DIRECTIONS FOR THIS TASK: Filter these entries so that only lines with the word "cdot" remain.

(Stored entries)
- - - - -
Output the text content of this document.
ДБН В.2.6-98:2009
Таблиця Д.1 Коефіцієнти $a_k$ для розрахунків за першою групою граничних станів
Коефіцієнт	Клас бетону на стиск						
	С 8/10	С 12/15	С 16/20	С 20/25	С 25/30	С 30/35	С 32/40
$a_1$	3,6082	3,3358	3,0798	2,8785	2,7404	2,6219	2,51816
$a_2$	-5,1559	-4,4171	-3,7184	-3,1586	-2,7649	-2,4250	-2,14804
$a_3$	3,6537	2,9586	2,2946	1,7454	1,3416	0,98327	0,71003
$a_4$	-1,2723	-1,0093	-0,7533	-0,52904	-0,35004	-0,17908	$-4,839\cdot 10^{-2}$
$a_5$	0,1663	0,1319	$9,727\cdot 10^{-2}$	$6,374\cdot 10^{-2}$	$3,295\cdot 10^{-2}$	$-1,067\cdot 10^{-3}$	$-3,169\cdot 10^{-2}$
- - - - -
EXERCISE RESPONSE:
$a_4$	-1,2723	-1,0093	-0,7533	-0,52904	-0,35004	-0,17908	$-4,839\cdot 10^{-2}$
$a_5$	0,1663	0,1319	$9,727\cdot 10^{-2}$	$6,374\cdot 10^{-2}$	$3,295\cdot 10^{-2}$	$-1,067\cdot 10^{-3}$	$-3,169\cdot 10^{-2}$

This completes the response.